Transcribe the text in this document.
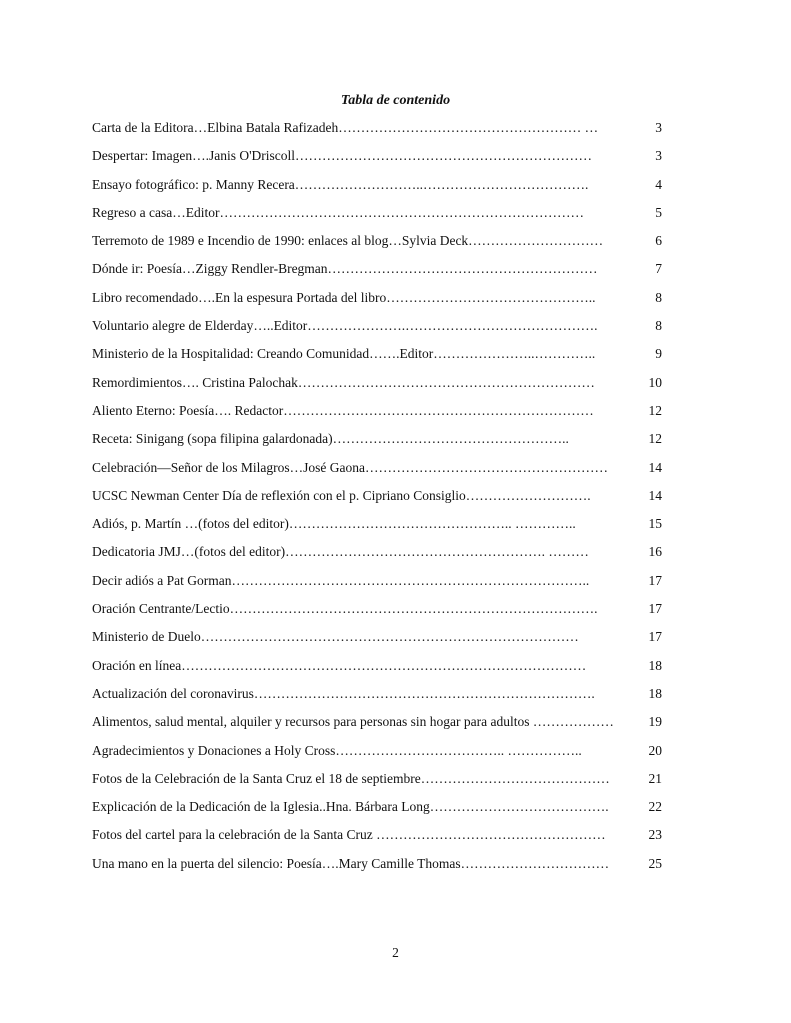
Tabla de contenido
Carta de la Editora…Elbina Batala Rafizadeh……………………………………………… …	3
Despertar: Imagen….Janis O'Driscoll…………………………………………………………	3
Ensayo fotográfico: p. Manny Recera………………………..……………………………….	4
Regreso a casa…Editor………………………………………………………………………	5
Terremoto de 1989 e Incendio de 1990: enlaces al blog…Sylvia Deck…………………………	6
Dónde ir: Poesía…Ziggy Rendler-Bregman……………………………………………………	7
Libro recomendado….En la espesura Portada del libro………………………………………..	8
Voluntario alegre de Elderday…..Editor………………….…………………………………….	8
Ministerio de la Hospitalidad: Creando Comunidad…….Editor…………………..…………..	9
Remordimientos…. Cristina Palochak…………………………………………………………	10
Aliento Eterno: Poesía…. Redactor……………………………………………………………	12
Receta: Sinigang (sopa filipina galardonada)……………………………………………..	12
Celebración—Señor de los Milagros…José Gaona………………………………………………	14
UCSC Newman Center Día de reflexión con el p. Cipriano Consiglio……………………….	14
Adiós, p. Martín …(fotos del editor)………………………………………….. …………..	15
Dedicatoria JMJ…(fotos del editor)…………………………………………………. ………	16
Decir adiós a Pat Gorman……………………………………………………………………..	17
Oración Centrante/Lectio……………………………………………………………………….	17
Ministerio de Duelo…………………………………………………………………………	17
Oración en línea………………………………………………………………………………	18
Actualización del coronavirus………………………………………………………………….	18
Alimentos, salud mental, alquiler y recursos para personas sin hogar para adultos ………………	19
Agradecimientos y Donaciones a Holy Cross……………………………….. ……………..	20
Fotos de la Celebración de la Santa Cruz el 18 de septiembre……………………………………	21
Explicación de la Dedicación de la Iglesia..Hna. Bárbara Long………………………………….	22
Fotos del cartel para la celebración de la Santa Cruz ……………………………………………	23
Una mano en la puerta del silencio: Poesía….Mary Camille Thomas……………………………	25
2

....................

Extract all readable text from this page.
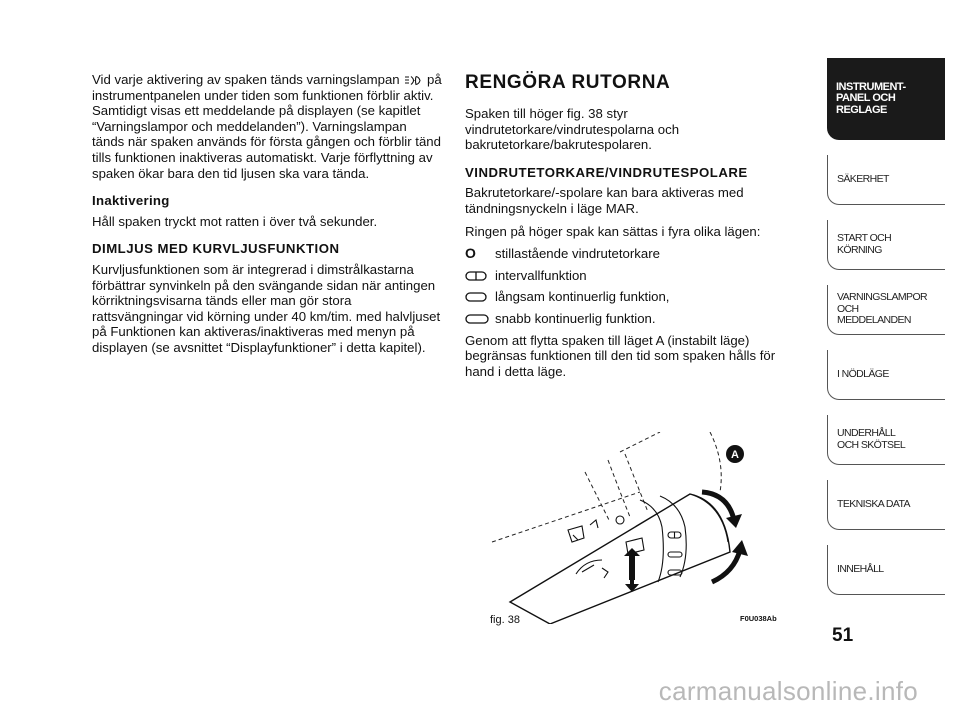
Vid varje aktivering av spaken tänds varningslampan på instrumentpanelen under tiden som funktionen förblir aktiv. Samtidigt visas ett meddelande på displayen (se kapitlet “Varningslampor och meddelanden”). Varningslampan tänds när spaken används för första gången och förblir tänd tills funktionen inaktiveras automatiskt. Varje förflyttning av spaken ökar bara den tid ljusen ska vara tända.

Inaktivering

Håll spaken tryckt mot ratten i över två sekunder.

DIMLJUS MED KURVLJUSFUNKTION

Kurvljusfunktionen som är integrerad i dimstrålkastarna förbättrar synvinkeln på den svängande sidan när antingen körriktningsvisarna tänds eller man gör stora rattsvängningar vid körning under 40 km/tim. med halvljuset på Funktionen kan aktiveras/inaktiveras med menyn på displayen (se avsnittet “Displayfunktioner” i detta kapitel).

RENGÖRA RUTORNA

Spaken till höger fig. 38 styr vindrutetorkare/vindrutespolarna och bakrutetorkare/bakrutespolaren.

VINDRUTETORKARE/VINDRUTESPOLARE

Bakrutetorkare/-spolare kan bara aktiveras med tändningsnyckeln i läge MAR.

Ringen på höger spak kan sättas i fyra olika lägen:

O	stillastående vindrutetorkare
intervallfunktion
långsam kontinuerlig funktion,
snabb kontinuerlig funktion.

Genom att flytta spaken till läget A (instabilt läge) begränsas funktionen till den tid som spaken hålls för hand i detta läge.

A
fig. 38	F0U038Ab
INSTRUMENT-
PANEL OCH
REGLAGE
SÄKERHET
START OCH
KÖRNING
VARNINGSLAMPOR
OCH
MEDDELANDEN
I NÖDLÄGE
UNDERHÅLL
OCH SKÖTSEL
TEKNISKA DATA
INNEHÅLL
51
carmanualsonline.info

....................

Problem
Scan the listing for the word "this". Copy every line in which it appears.

Response to the exercise
Transcribe the text in this document.
Extract all readable text from this page.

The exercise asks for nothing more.